• _Tugas Singkat 1_
Jawab pertanyaan berikut berdasarkan ulasan buku Al Rashafāt:
(a) Siapa penulis ulasan ini?
(b) Tahun berapa yang disebut sebagai tahun yang melelahkan dalam mencari sosok buku ideal?
(c) Menurut kalimat terakhir ulasan, apa yang ternyata masih bisa diselamatkan?
### Kutipan Ulasan ###
Jumat, 13 November 2015

Mata Hati Cinta Al Rashafāt

Al Rashafāt: Percikan Cinta para Kekasih


Penulis Review: Arman Dhani Bustomi (www.kandhani.net) 
Tahun 2013 adalah tahun yang melelahkan dalam merumuskan dan mencari sosok buku ideal. Betapa tidak? Di antara gempuran berbagai buku sampah macam motibasi, religi dangkal dan sastra presidensial picisan. Buku-buku bermutu susah untuk ditemukan. Toko buku hari ini susah dibedakan dengan toko kelontong yang menjual kebutuhan ATK. Rak best seller dengan sangat menyedihkan memampang aurat tanpa malu-malu buku pseudo sains Garut Kota Iluminati setelah berhari-hari sebelumnya memuja buku komikal Borobudur dibangun oleh Nabi Sulaiman. Saya sudah hampir putus asa dan menyerah untuk percaya buku-buku baik akan ditemukan tahun ini apabila, tentu saja, pada satu hari minggu saya menemukan buku Al Rashafāt: Percikan Cinta para Kekasih.

Disini saya mau tak mau harus percaya, ternyata kemanusiaan masih bisa diselamatkan.
### Daftar ###
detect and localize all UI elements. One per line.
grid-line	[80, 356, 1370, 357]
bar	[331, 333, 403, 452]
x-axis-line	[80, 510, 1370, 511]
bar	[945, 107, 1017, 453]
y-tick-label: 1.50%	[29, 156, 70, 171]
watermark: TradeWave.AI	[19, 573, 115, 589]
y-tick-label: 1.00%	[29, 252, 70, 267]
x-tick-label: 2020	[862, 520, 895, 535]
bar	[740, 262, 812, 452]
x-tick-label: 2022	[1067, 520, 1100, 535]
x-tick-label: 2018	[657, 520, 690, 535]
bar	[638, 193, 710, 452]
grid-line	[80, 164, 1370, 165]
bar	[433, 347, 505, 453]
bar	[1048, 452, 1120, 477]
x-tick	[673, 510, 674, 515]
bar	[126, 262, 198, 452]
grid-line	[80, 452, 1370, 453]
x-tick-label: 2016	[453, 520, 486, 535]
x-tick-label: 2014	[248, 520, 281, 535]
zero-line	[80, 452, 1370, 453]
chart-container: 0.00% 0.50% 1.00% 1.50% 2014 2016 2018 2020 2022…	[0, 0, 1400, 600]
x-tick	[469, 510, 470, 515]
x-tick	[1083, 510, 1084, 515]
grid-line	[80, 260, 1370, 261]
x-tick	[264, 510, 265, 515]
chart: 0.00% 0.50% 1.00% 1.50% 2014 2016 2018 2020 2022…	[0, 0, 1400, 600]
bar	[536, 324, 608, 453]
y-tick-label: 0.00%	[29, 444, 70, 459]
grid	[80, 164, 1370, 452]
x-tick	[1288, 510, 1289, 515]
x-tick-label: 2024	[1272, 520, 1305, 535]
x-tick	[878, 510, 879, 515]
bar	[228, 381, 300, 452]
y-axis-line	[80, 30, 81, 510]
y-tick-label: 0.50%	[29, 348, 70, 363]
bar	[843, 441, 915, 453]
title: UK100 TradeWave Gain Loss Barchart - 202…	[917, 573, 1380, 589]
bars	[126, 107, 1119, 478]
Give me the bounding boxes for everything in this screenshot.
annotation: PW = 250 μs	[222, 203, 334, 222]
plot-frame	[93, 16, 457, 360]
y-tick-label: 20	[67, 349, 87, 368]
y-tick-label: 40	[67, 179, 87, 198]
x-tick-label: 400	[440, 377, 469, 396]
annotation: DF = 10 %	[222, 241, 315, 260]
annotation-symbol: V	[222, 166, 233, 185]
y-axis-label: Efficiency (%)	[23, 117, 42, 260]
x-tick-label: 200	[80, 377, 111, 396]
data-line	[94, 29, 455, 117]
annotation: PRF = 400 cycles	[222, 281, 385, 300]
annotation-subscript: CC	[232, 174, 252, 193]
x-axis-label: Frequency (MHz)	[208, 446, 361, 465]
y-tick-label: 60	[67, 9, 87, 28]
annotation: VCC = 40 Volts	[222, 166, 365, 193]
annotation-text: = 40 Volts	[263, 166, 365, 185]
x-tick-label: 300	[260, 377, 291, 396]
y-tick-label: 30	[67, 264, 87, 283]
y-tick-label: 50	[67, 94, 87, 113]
###
• _Tugas Singkat 2_
Tulis ulang baris-baris daftar persis seperti aslinya. Mulailah dari baris pertama daftar dan berhentilah setelah baris yang memuat "347, 505, 453]".

• _Jawaban Benar 1_
(a) Arman Dhani Bustomi
(b) 2013
(c) Kemanusiaan

• _Jawaban Benar 2_
detect and localize all UI elements. One per line.
grid-line	[80, 356, 1370, 357]
bar	[331, 333, 403, 452]
x-axis-line	[80, 510, 1370, 511]
bar	[945, 107, 1017, 453]
y-tick-label: 1.50%	[29, 156, 70, 171]
watermark: TradeWave.AI	[19, 573, 115, 589]
y-tick-label: 1.00%	[29, 252, 70, 267]
x-tick-label: 2020	[862, 520, 895, 535]
bar	[740, 262, 812, 452]
x-tick-label: 2022	[1067, 520, 1100, 535]
x-tick-label: 2018	[657, 520, 690, 535]
bar	[638, 193, 710, 452]
grid-line	[80, 164, 1370, 165]
bar	[433, 347, 505, 453]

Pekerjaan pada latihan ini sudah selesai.